* start Material shown *

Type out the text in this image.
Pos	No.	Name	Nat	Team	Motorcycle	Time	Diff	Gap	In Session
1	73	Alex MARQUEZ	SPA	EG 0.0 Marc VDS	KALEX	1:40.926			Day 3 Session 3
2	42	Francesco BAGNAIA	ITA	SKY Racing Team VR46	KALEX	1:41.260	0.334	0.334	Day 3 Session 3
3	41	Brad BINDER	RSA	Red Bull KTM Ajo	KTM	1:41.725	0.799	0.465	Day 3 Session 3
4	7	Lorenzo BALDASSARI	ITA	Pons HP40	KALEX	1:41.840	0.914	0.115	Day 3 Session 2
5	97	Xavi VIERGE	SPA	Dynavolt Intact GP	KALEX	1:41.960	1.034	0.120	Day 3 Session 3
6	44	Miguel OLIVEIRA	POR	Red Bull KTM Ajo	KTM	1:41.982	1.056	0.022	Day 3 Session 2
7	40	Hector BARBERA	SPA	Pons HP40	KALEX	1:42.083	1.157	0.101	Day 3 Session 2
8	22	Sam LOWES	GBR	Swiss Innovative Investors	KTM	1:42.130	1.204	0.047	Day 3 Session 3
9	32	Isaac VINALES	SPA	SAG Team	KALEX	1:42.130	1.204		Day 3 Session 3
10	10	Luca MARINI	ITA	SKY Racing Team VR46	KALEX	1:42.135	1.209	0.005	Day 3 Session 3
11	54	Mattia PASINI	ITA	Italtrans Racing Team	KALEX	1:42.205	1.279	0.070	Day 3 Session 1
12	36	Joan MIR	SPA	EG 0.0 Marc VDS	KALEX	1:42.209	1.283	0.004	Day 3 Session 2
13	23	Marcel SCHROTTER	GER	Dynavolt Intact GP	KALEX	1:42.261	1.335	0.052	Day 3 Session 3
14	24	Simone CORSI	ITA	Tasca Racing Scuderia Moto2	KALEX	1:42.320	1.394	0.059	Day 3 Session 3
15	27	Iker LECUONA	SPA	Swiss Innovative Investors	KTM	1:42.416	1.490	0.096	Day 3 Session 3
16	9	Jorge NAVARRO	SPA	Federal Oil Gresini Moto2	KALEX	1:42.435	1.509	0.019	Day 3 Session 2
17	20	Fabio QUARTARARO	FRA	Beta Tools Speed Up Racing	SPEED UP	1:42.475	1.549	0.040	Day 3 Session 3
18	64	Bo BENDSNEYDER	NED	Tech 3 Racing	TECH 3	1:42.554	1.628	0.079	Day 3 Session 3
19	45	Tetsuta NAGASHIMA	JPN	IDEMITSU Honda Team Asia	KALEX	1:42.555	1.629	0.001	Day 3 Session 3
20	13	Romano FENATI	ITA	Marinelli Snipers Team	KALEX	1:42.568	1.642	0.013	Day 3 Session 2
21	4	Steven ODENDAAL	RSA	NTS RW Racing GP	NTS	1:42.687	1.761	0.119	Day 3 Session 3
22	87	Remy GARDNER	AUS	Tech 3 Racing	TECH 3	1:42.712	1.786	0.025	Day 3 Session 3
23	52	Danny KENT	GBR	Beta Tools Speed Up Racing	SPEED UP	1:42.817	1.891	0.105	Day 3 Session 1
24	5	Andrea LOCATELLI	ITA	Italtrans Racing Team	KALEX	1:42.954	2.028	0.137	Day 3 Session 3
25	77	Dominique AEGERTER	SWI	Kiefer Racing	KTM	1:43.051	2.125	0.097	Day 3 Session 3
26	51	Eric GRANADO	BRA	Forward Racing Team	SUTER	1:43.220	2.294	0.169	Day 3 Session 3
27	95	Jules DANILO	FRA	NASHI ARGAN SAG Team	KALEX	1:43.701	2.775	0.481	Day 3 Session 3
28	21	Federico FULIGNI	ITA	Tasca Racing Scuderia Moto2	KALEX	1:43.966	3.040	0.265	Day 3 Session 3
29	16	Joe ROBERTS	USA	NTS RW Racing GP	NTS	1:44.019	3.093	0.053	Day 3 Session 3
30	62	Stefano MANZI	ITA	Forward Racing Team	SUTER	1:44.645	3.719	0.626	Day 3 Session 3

* end Material shown *

Using the data above, repeat every line exactly.

§ **Problem solution**:
Type out the text in this image.
Pos	No.	Name	Nat	Team	Motorcycle	Time	Diff	Gap	In Session
1	73	Alex MARQUEZ	SPA	EG 0.0 Marc VDS	KALEX	1:40.926			Day 3 Session 3
2	42	Francesco BAGNAIA	ITA	SKY Racing Team VR46	KALEX	1:41.260	0.334	0.334	Day 3 Session 3
3	41	Brad BINDER	RSA	Red Bull KTM Ajo	KTM	1:41.725	0.799	0.465	Day 3 Session 3
4	7	Lorenzo BALDASSARI	ITA	Pons HP40	KALEX	1:41.840	0.914	0.115	Day 3 Session 2
5	97	Xavi VIERGE	SPA	Dynavolt Intact GP	KALEX	1:41.960	1.034	0.120	Day 3 Session 3
6	44	Miguel OLIVEIRA	POR	Red Bull KTM Ajo	KTM	1:41.982	1.056	0.022	Day 3 Session 2
7	40	Hector BARBERA	SPA	Pons HP40	KALEX	1:42.083	1.157	0.101	Day 3 Session 2
8	22	Sam LOWES	GBR	Swiss Innovative Investors	KTM	1:42.130	1.204	0.047	Day 3 Session 3
9	32	Isaac VINALES	SPA	SAG Team	KALEX	1:42.130	1.204		Day 3 Session 3
10	10	Luca MARINI	ITA	SKY Racing Team VR46	KALEX	1:42.135	1.209	0.005	Day 3 Session 3
11	54	Mattia PASINI	ITA	Italtrans Racing Team	KALEX	1:42.205	1.279	0.070	Day 3 Session 1
12	36	Joan MIR	SPA	EG 0.0 Marc VDS	KALEX	1:42.209	1.283	0.004	Day 3 Session 2
13	23	Marcel SCHROTTER	GER	Dynavolt Intact GP	KALEX	1:42.261	1.335	0.052	Day 3 Session 3
14	24	Simone CORSI	ITA	Tasca Racing Scuderia Moto2	KALEX	1:42.320	1.394	0.059	Day 3 Session 3
15	27	Iker LECUONA	SPA	Swiss Innovative Investors	KTM	1:42.416	1.490	0.096	Day 3 Session 3
16	9	Jorge NAVARRO	SPA	Federal Oil Gresini Moto2	KALEX	1:42.435	1.509	0.019	Day 3 Session 2
17	20	Fabio QUARTARARO	FRA	Beta Tools Speed Up Racing	SPEED UP	1:42.475	1.549	0.040	Day 3 Session 3
18	64	Bo BENDSNEYDER	NED	Tech 3 Racing	TECH 3	1:42.554	1.628	0.079	Day 3 Session 3
19	45	Tetsuta NAGASHIMA	JPN	IDEMITSU Honda Team Asia	KALEX	1:42.555	1.629	0.001	Day 3 Session 3
20	13	Romano FENATI	ITA	Marinelli Snipers Team	KALEX	1:42.568	1.642	0.013	Day 3 Session 2
21	4	Steven ODENDAAL	RSA	NTS RW Racing GP	NTS	1:42.687	1.761	0.119	Day 3 Session 3
22	87	Remy GARDNER	AUS	Tech 3 Racing	TECH 3	1:42.712	1.786	0.025	Day 3 Session 3
23	52	Danny KENT	GBR	Beta Tools Speed Up Racing	SPEED UP	1:42.817	1.891	0.105	Day 3 Session 1
24	5	Andrea LOCATELLI	ITA	Italtrans Racing Team	KALEX	1:42.954	2.028	0.137	Day 3 Session 3
25	77	Dominique AEGERTER	SWI	Kiefer Racing	KTM	1:43.051	2.125	0.097	Day 3 Session 3
26	51	Eric GRANADO	BRA	Forward Racing Team	SUTER	1:43.220	2.294	0.169	Day 3 Session 3
27	95	Jules DANILO	FRA	NASHI ARGAN SAG Team	KALEX	1:43.701	2.775	0.481	Day 3 Session 3
28	21	Federico FULIGNI	ITA	Tasca Racing Scuderia Moto2	KALEX	1:43.966	3.040	0.265	Day 3 Session 3
29	16	Joe ROBERTS	USA	NTS RW Racing GP	NTS	1:44.019	3.093	0.053	Day 3 Session 3
30	62	Stefano MANZI	ITA	Forward Racing Team	SUTER	1:44.645	3.719	0.626	Day 3 Session 3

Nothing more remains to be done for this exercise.